WRITTEN INSTRUCTION:
Starting at the line that contains "Convert this screenshot", write out each line through the end of the data below, exactly as it stands. Skip any pictures.

AVAILABLE DATA:

>> start

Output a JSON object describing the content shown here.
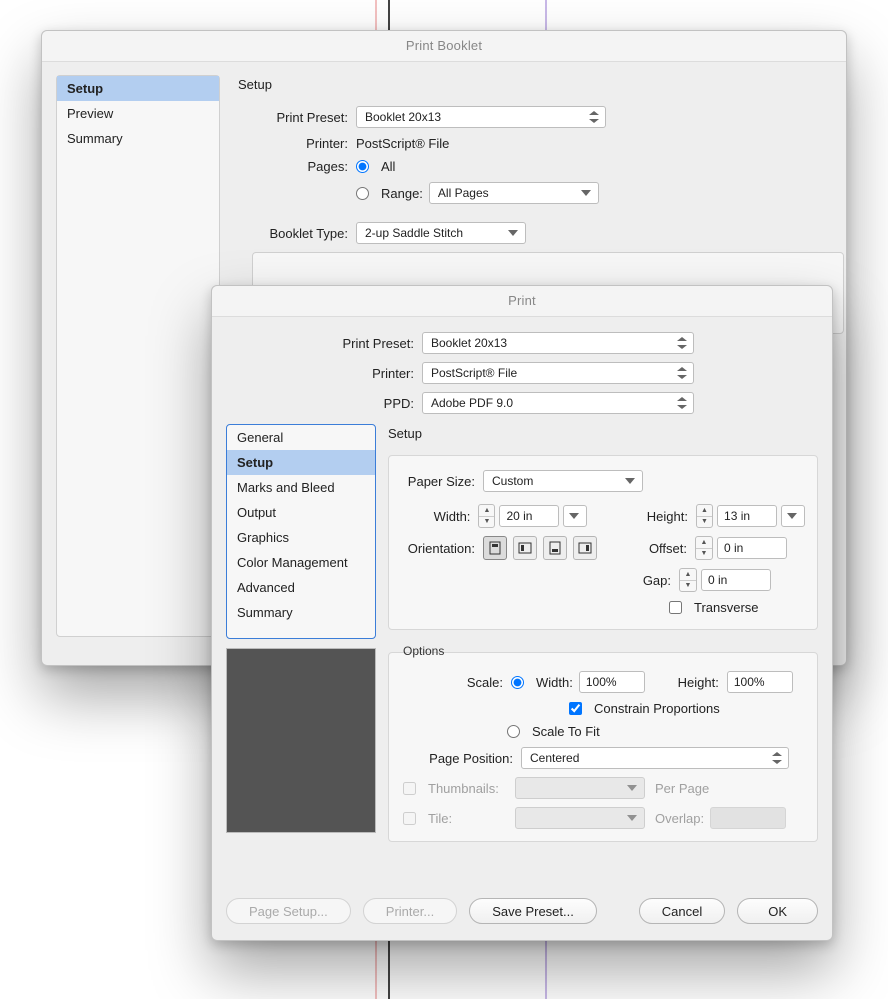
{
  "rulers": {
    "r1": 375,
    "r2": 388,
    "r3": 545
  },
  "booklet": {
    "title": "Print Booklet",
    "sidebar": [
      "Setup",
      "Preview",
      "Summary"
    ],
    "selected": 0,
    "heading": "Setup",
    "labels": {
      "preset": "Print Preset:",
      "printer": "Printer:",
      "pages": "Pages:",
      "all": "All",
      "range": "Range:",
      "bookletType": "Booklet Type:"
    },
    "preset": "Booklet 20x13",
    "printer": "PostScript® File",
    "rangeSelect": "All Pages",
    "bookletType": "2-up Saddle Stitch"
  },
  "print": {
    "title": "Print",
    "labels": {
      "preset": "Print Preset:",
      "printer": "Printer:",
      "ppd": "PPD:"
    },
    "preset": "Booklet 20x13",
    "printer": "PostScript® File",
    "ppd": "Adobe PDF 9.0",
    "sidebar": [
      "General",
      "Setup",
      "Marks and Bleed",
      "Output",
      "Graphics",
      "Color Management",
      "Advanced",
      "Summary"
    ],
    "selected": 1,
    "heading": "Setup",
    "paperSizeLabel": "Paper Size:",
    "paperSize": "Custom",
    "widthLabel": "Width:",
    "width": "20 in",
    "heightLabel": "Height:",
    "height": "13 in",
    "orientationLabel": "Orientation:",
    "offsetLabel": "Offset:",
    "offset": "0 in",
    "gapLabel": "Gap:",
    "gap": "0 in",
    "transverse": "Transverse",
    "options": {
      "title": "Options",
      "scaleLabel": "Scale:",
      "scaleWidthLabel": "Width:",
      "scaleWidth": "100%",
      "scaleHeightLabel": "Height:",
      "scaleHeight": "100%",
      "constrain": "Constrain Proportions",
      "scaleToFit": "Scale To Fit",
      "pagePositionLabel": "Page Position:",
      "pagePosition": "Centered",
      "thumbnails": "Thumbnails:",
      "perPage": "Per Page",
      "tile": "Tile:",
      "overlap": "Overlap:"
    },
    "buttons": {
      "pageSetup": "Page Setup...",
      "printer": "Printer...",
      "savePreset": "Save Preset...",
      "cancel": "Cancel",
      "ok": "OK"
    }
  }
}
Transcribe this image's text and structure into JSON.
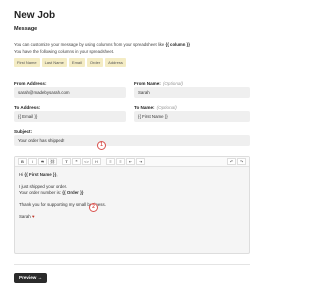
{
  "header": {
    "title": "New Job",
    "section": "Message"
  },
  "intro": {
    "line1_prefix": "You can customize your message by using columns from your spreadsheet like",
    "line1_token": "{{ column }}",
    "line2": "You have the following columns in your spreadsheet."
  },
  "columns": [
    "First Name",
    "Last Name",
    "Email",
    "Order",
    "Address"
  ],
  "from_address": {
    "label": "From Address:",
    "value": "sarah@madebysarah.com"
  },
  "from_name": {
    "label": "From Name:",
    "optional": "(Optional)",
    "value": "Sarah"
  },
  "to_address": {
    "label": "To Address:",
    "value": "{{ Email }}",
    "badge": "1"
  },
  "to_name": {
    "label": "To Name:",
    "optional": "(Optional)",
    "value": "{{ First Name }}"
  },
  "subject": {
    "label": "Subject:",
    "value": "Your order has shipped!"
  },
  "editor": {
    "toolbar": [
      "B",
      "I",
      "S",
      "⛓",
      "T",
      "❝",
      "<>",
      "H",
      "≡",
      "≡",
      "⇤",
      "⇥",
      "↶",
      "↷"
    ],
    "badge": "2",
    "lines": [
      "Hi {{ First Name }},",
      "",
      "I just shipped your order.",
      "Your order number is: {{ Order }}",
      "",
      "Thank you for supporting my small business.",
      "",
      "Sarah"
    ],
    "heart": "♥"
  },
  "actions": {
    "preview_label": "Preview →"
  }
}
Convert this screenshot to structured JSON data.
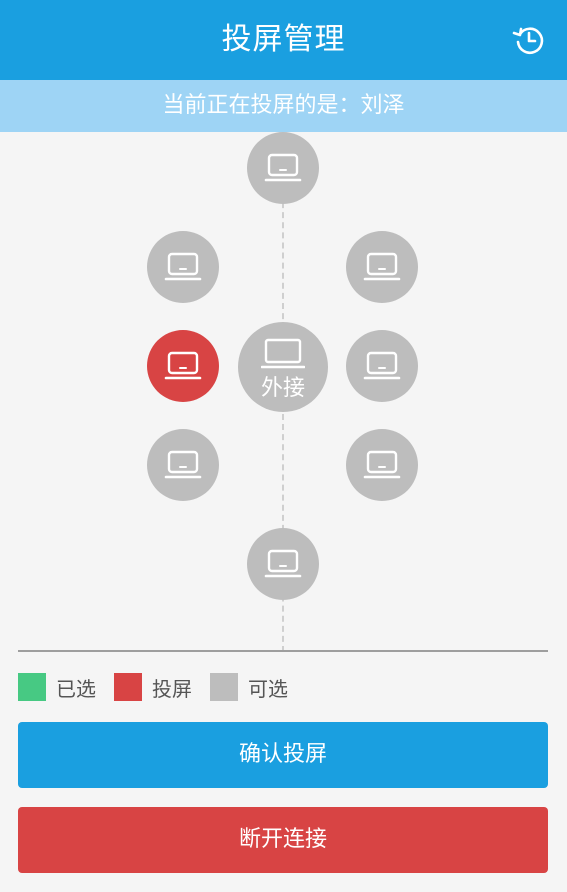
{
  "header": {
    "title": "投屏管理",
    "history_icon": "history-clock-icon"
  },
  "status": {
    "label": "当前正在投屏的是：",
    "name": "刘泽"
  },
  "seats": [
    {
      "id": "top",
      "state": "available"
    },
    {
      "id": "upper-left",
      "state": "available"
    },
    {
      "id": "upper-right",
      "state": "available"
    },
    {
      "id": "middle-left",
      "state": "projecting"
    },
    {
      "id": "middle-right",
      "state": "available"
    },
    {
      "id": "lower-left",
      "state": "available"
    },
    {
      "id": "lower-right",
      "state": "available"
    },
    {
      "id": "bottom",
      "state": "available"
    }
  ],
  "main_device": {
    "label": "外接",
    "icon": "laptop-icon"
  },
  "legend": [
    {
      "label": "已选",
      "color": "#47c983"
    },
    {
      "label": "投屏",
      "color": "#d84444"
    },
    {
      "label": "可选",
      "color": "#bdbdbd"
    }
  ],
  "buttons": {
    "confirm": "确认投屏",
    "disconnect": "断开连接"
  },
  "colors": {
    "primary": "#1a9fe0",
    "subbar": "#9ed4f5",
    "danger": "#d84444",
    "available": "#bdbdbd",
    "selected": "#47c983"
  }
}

>> end

SOLUTION TO THIS PROBLEM:
Convert this screenshot to structured JSON data.
{
  "header": {
    "title": "投屏管理",
    "history_icon": "history-clock-icon"
  },
  "status": {
    "label": "当前正在投屏的是：",
    "name": "刘泽"
  },
  "seats": [
    {
      "id": "top",
      "state": "available"
    },
    {
      "id": "upper-left",
      "state": "available"
    },
    {
      "id": "upper-right",
      "state": "available"
    },
    {
      "id": "middle-left",
      "state": "projecting"
    },
    {
      "id": "middle-right",
      "state": "available"
    },
    {
      "id": "lower-left",
      "state": "available"
    },
    {
      "id": "lower-right",
      "state": "available"
    },
    {
      "id": "bottom",
      "state": "available"
    }
  ],
  "main_device": {
    "label": "外接",
    "icon": "laptop-icon"
  },
  "legend": [
    {
      "label": "已选",
      "color": "#47c983"
    },
    {
      "label": "投屏",
      "color": "#d84444"
    },
    {
      "label": "可选",
      "color": "#bdbdbd"
    }
  ],
  "buttons": {
    "confirm": "确认投屏",
    "disconnect": "断开连接"
  },
  "colors": {
    "primary": "#1a9fe0",
    "subbar": "#9ed4f5",
    "danger": "#d84444",
    "available": "#bdbdbd",
    "selected": "#47c983"
  }
}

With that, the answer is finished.